Problem
Scan the data. Collect each line that contains the word "content".

Records supplied
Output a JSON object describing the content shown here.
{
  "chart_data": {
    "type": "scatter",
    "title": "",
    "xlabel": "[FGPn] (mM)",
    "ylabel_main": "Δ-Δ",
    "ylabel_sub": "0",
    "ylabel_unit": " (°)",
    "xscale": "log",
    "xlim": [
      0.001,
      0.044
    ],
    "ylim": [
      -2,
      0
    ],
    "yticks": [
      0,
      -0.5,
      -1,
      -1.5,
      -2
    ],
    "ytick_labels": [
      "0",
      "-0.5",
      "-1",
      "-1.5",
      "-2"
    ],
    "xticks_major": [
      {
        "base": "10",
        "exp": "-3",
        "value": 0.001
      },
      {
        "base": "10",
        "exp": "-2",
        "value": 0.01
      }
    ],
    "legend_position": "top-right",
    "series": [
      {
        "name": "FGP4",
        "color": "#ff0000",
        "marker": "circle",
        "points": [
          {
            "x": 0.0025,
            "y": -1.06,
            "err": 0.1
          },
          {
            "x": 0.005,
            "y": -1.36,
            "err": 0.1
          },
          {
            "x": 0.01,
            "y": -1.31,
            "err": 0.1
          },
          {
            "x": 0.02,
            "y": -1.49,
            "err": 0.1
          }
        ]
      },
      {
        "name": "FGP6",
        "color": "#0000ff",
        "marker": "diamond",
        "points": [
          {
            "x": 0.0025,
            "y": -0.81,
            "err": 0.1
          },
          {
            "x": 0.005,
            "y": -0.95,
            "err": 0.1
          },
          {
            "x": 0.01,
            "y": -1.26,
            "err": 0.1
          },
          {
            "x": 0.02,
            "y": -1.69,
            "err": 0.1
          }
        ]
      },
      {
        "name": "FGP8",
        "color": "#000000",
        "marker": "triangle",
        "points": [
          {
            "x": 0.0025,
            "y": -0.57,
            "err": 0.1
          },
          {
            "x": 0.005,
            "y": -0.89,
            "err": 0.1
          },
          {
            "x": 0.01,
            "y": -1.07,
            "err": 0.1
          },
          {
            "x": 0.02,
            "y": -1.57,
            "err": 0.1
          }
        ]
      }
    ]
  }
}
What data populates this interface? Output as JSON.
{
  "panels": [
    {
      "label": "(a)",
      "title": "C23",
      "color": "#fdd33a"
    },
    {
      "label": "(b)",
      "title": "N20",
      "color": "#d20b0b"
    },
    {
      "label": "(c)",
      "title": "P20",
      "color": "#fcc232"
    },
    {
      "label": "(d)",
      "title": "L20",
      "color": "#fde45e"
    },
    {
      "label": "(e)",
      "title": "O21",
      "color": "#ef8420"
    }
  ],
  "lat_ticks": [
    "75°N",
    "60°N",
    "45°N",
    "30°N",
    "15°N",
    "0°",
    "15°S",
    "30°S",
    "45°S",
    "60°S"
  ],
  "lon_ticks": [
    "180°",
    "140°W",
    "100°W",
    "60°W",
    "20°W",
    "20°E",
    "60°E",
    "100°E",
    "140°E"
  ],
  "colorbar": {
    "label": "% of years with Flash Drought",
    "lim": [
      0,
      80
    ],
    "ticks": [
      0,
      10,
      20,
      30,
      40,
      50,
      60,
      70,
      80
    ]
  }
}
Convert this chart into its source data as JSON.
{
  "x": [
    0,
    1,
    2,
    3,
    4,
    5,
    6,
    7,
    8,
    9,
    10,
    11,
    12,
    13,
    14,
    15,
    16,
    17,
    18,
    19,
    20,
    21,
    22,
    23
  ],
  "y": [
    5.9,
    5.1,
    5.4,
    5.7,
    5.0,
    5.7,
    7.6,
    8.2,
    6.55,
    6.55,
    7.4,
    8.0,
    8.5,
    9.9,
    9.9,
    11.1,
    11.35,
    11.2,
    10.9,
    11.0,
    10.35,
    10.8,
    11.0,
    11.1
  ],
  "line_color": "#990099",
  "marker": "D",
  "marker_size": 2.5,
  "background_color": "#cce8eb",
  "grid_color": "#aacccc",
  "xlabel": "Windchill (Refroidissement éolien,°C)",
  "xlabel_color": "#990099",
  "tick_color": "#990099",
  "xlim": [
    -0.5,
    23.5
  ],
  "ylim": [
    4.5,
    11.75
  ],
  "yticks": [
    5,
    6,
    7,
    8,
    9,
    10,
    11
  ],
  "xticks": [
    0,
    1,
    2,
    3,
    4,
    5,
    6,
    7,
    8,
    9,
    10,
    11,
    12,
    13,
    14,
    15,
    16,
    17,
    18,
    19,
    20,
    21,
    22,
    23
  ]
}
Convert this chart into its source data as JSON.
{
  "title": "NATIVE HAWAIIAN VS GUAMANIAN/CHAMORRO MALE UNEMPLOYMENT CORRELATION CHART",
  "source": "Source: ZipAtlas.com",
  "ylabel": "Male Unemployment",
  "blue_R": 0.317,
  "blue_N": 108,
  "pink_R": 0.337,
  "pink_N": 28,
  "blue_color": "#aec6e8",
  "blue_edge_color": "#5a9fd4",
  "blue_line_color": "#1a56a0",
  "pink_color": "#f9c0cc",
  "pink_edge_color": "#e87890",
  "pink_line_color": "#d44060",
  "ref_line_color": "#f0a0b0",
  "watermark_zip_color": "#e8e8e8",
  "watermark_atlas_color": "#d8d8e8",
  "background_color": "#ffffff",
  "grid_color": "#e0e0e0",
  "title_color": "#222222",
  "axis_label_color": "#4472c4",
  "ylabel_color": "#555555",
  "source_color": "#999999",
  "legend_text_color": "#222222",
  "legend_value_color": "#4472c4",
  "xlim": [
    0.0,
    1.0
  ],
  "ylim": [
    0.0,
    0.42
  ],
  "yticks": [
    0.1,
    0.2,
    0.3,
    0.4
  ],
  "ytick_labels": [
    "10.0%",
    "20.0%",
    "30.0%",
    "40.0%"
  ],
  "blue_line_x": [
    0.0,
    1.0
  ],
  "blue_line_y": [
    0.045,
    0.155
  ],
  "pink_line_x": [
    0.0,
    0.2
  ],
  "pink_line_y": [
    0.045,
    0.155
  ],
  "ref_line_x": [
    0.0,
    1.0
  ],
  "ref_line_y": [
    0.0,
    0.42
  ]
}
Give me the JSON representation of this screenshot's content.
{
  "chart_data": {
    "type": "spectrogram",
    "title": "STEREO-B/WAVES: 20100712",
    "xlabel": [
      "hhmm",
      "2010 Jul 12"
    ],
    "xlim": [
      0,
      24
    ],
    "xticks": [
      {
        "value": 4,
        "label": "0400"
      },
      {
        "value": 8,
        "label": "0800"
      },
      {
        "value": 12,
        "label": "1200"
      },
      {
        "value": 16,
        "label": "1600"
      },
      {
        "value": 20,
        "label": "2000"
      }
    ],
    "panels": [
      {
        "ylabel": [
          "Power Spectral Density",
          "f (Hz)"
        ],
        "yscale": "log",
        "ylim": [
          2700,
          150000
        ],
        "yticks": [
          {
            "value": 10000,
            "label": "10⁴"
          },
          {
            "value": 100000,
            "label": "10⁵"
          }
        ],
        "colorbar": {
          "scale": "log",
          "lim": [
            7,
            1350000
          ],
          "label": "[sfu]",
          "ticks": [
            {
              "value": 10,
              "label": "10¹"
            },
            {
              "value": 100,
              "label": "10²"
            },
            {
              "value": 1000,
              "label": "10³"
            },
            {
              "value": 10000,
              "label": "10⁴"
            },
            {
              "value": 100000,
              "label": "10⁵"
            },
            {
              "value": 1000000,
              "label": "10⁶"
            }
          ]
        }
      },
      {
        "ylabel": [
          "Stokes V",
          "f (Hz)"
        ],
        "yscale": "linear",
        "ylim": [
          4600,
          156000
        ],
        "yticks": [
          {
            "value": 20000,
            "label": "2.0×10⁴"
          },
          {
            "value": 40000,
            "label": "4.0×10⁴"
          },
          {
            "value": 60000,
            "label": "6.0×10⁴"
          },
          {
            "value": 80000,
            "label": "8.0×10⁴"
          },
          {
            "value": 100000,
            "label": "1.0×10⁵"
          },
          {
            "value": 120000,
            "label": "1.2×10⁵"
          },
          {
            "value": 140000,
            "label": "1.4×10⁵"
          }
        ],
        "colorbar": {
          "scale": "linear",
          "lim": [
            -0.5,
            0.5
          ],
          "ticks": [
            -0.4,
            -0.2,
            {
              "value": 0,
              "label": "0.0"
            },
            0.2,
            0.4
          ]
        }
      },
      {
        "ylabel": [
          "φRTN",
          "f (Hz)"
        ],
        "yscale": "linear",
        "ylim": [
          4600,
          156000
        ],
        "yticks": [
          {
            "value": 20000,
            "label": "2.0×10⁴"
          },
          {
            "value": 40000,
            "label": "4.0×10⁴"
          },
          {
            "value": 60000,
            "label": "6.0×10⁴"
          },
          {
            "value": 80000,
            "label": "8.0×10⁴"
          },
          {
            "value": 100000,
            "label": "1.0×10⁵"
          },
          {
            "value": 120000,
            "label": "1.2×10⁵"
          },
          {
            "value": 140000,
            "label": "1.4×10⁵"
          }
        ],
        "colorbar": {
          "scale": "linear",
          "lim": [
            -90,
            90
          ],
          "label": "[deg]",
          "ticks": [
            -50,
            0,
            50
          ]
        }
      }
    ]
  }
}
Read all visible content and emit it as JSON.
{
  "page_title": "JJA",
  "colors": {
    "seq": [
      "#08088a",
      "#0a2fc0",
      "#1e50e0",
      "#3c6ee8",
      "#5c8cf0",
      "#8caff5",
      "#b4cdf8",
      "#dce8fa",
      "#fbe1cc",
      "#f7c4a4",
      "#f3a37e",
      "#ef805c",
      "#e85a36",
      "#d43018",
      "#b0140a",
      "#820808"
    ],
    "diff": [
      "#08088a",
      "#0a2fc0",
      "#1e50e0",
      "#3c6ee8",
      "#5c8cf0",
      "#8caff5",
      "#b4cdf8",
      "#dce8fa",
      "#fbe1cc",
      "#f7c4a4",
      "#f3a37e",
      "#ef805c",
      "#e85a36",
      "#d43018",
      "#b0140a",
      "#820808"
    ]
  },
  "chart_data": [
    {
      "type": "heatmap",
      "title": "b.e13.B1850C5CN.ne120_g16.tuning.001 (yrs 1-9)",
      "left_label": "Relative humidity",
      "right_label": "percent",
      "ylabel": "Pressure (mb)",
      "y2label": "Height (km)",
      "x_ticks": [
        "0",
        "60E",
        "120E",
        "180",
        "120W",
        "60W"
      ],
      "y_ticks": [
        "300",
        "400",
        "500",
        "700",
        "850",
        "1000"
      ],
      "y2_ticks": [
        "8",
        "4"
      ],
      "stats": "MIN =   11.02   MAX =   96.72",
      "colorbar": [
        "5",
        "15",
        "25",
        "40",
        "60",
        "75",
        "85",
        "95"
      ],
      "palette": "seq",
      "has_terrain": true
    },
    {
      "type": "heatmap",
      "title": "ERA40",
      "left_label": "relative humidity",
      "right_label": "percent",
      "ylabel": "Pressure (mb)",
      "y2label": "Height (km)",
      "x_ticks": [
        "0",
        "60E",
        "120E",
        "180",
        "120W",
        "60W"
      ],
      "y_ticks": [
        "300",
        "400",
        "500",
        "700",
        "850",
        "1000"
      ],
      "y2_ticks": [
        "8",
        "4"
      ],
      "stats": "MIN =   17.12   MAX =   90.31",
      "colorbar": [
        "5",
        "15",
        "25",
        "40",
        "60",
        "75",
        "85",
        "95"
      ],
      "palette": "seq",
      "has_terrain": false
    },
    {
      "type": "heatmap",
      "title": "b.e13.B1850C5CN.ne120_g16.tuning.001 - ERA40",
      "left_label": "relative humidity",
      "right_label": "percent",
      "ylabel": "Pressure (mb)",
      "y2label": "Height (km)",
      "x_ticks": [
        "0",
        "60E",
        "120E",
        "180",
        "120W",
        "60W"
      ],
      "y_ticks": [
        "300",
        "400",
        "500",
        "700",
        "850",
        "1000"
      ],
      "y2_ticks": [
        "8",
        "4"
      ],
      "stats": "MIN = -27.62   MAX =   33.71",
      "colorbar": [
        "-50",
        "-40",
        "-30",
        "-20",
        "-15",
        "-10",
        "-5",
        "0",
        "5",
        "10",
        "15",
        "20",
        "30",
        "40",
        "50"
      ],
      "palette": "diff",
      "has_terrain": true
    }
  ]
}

Problem solution
Output a JSON object describing the content shown here.
Give me the JSON representation of this screenshot's content.
Read all visible content and emit it as JSON.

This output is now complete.